(Work required) Extract all lines that hold the string "AOKANG".

(Data entries)
********
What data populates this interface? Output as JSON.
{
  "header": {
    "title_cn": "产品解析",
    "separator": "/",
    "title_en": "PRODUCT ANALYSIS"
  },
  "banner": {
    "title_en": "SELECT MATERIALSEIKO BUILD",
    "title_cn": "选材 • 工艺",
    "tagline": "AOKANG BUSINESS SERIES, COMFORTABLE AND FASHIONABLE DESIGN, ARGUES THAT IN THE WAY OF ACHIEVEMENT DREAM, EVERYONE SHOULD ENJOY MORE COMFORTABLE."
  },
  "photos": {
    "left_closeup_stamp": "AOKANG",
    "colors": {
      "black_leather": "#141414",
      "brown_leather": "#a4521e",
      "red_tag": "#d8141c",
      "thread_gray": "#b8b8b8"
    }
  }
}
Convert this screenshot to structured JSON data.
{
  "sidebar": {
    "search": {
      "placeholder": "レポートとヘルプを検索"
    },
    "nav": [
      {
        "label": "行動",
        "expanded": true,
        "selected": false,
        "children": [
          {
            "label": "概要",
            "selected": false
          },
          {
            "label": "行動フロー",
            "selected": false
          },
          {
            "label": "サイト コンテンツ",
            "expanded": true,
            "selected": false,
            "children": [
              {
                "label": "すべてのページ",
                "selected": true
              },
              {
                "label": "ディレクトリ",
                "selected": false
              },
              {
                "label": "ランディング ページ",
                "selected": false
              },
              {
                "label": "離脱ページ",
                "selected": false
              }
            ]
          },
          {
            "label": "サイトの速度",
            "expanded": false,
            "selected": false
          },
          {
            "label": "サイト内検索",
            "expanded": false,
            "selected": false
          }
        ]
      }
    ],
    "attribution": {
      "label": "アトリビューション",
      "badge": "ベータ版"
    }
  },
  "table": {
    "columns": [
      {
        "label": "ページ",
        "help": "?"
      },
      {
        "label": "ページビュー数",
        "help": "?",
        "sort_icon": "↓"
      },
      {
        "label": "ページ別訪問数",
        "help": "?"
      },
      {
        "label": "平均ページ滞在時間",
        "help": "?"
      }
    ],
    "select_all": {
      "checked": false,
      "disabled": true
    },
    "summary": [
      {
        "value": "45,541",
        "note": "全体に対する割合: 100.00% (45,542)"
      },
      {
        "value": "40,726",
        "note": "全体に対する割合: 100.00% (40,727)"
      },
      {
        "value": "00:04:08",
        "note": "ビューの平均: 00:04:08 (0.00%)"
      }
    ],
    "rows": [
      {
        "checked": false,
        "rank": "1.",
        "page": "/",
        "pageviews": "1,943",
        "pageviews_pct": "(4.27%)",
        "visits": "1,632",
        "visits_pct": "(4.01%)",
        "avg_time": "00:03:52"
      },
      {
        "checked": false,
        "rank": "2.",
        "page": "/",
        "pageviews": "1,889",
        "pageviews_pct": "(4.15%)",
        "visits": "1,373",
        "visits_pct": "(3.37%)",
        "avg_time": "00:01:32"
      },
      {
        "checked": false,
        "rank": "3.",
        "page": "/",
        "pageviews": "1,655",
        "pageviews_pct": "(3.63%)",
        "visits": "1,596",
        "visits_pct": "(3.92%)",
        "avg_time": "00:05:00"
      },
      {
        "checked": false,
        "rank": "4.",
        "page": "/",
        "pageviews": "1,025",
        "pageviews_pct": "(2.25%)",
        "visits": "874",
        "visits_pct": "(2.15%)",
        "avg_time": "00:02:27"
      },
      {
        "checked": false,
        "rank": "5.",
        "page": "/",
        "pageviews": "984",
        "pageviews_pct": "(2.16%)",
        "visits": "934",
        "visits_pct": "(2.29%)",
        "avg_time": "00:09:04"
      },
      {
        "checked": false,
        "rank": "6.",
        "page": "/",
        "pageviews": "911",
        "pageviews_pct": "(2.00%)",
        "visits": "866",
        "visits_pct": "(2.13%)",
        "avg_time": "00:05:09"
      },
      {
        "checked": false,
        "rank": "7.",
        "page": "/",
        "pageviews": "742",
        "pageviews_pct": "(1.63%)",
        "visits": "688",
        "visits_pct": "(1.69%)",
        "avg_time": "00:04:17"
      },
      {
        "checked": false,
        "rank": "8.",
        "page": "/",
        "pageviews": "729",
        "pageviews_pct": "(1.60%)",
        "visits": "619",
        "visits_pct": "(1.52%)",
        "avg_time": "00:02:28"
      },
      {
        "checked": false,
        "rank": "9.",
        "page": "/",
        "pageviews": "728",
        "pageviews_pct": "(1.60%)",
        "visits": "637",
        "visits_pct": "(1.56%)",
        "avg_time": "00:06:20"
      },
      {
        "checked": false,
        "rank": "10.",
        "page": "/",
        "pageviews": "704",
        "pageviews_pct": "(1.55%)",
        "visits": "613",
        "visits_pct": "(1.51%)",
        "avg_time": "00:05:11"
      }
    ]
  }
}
********
(The result)
    "tagline": "AOKANG BUSINESS SERIES, COMFORTABLE AND FASHIONABLE DESIGN, ARGUES THAT IN THE WAY OF ACHIEVEMENT DREAM, EVERYONE SHOULD ENJOY MORE COMFORTABLE."
    "left_closeup_stamp": "AOKANG",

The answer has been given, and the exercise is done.